_Job_
Pick out the lines below with "ТОТАЛЫ" and list them.

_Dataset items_
○ ○ ○ ○ ○

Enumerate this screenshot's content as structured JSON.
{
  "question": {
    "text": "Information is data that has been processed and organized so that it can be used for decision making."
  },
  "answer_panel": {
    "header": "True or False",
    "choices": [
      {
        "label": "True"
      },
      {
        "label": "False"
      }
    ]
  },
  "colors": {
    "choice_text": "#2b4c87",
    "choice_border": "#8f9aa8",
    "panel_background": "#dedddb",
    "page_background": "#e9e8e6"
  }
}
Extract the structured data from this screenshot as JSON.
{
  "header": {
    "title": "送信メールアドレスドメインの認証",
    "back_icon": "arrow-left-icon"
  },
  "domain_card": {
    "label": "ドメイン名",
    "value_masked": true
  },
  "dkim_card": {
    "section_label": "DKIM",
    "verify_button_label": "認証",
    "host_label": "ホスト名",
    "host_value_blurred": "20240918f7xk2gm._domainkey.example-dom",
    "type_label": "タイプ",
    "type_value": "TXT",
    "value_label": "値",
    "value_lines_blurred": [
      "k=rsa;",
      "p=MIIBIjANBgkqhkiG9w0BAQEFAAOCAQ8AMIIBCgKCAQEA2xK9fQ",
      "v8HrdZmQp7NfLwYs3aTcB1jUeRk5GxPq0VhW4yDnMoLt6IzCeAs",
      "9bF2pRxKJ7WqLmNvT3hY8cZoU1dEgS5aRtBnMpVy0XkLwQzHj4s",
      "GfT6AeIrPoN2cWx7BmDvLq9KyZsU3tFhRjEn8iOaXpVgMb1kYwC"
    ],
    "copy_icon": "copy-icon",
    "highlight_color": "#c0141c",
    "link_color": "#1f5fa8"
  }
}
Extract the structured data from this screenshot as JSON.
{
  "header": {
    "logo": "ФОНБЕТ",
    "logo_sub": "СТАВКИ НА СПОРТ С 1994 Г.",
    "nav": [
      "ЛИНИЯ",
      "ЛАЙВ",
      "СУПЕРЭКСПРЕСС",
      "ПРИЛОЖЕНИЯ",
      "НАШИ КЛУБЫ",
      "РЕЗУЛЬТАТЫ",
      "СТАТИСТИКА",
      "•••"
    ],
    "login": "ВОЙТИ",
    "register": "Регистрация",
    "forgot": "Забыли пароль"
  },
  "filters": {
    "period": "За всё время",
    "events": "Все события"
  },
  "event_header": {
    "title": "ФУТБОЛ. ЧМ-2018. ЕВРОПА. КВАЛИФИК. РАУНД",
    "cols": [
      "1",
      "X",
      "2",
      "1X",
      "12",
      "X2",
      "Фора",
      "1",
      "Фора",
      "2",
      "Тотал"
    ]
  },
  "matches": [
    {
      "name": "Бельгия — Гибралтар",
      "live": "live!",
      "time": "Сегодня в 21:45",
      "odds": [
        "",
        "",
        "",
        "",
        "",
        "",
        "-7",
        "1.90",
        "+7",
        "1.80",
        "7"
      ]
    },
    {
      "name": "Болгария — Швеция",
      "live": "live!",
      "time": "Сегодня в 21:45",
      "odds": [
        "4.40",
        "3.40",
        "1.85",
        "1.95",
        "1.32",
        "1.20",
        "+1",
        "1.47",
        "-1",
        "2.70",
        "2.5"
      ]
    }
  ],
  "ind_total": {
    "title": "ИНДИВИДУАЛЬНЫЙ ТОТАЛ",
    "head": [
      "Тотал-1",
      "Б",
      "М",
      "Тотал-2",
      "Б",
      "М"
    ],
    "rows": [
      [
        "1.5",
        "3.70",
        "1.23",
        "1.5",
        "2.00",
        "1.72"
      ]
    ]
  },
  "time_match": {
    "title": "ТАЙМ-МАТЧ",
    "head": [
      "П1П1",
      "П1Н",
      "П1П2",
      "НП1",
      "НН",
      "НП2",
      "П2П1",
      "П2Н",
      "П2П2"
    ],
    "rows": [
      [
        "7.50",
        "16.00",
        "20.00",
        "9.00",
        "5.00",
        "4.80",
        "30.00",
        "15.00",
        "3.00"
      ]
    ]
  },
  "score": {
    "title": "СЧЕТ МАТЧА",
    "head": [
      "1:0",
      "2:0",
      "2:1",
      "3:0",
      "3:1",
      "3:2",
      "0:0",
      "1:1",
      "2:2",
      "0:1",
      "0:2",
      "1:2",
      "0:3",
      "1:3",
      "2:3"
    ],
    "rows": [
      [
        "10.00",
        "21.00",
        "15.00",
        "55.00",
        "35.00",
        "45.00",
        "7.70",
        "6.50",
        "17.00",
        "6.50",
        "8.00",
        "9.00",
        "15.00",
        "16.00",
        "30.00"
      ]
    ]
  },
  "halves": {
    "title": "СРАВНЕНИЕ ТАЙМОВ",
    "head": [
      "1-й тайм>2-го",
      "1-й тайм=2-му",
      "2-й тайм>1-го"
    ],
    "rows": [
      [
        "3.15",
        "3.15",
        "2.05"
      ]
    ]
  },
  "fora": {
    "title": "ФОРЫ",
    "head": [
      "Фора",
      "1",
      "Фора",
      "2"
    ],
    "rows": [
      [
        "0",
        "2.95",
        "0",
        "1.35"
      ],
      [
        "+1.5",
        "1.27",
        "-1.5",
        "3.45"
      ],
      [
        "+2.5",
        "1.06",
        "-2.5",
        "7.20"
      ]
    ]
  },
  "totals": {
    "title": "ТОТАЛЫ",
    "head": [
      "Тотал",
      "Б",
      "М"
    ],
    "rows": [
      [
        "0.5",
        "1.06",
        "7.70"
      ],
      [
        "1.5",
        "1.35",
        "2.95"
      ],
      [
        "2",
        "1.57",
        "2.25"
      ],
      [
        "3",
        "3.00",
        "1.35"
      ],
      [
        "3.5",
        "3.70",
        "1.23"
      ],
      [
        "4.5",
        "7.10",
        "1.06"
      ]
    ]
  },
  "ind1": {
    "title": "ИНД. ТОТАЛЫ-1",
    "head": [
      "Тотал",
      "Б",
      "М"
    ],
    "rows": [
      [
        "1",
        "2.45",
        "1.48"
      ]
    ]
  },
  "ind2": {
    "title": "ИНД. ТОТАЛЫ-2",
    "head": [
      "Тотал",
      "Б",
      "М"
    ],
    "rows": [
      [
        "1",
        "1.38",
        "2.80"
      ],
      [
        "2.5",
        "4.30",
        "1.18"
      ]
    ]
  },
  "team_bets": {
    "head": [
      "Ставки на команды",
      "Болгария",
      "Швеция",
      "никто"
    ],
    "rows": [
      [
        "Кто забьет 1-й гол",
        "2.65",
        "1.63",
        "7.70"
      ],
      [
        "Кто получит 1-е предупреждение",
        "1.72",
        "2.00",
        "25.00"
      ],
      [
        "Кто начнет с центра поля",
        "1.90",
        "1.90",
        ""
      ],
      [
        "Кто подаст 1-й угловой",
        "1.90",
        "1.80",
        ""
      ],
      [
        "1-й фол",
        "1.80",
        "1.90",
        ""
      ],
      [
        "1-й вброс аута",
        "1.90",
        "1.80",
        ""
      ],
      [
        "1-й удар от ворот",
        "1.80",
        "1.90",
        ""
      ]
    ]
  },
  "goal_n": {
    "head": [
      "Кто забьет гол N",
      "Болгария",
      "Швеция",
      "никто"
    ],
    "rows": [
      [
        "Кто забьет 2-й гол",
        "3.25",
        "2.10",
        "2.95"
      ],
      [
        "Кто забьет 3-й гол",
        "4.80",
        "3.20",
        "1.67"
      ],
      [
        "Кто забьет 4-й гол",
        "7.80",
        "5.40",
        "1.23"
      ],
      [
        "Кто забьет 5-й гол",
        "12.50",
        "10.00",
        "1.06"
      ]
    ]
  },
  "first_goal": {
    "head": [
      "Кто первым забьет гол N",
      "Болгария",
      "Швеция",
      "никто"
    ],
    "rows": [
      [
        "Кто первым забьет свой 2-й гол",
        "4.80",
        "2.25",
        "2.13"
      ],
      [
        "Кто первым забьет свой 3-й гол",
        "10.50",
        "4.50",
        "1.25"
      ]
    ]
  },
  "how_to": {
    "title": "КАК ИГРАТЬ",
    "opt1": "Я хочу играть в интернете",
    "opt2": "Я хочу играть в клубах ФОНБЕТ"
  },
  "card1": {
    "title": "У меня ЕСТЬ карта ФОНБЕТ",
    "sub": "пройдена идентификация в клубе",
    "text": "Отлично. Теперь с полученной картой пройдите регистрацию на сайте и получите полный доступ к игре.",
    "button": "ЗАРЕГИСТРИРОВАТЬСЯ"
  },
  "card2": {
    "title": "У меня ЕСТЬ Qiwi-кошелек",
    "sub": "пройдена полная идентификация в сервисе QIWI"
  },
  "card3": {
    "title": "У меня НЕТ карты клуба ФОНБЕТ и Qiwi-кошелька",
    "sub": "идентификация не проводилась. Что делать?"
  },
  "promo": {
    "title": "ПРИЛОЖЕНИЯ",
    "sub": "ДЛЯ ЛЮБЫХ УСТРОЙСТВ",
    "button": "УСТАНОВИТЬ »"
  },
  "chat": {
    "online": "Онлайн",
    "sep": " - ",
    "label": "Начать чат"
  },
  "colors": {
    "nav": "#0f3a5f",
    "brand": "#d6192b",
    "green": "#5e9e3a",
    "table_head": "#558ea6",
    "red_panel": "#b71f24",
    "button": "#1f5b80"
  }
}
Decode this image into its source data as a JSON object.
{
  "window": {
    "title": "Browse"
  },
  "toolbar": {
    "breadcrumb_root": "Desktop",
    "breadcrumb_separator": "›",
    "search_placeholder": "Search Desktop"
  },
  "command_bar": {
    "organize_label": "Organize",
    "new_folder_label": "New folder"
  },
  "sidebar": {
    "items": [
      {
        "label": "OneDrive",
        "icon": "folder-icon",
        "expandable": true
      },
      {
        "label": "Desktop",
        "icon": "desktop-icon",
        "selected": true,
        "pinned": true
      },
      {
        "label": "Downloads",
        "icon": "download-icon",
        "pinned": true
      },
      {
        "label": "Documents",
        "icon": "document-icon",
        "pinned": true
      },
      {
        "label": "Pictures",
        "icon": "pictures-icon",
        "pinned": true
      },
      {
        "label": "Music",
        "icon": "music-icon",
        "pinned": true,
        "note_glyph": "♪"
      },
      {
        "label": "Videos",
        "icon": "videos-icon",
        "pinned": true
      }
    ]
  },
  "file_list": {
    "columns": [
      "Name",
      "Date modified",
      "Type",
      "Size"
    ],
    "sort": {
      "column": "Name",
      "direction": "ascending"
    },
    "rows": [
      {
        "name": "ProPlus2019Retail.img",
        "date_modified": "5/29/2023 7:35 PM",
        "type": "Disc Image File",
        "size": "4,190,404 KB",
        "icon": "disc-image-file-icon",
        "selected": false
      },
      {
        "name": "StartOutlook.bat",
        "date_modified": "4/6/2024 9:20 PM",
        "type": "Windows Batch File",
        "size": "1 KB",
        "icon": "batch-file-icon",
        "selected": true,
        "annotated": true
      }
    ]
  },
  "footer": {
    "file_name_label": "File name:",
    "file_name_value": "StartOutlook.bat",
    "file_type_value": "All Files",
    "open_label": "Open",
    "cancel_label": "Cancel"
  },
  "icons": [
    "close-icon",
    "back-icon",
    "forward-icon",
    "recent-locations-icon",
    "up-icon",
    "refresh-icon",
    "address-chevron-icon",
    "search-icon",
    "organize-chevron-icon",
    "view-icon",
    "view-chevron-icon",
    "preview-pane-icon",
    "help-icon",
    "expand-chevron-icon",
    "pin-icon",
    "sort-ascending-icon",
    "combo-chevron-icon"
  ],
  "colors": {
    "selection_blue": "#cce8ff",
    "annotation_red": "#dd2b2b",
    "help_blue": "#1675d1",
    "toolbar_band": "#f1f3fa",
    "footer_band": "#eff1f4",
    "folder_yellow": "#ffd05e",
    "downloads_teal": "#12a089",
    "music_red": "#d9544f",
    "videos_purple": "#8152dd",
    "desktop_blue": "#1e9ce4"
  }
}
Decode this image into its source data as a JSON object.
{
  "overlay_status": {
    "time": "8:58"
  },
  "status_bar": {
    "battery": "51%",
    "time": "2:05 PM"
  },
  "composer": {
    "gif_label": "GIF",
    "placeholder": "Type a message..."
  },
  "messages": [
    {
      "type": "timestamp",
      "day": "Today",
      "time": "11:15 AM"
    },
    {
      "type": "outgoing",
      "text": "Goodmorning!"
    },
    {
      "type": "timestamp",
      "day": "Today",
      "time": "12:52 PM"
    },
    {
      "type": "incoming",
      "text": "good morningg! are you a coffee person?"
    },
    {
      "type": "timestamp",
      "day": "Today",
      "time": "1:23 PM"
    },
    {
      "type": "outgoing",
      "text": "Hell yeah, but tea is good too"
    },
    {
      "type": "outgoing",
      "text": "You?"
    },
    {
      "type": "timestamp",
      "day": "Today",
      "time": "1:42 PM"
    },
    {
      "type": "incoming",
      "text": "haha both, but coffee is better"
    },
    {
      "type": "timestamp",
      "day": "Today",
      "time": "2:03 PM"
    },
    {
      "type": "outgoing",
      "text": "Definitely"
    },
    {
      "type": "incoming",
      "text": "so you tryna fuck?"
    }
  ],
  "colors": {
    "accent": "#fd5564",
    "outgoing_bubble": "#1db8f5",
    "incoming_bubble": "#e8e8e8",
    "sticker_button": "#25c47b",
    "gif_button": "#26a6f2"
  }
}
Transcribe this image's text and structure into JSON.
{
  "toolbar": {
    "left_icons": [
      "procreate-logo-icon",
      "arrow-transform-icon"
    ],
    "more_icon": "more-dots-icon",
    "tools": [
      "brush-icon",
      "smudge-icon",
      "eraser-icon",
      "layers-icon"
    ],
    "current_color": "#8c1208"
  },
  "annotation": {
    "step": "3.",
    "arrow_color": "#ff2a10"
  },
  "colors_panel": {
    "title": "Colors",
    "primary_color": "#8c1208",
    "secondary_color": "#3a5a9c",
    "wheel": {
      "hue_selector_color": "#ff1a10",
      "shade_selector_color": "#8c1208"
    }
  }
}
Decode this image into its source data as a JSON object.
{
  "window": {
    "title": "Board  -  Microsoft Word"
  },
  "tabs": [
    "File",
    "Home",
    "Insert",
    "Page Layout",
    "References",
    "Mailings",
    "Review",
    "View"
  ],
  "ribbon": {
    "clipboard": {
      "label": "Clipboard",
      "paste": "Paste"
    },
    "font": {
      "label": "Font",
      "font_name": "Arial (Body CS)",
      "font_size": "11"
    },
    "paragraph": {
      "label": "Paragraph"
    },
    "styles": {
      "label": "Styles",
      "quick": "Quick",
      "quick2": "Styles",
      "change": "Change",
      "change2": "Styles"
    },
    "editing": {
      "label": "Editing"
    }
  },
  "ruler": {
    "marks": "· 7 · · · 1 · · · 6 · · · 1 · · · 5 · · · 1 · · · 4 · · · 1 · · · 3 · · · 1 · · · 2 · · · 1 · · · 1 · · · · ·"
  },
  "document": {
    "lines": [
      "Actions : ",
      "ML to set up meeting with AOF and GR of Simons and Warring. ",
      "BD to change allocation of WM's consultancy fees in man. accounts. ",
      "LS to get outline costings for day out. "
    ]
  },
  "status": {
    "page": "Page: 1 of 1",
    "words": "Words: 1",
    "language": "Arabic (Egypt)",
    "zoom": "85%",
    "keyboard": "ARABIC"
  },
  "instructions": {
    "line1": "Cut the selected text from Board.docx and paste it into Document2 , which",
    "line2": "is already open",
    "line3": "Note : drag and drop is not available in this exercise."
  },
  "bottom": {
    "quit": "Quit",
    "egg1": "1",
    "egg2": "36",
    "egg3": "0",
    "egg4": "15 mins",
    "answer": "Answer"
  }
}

○ ○ ○ ○ ○

_Correct answer_
    "title": "ТОТАЛЫ",
    "title": "ИНД. ТОТАЛЫ-1",
    "title": "ИНД. ТОТАЛЫ-2",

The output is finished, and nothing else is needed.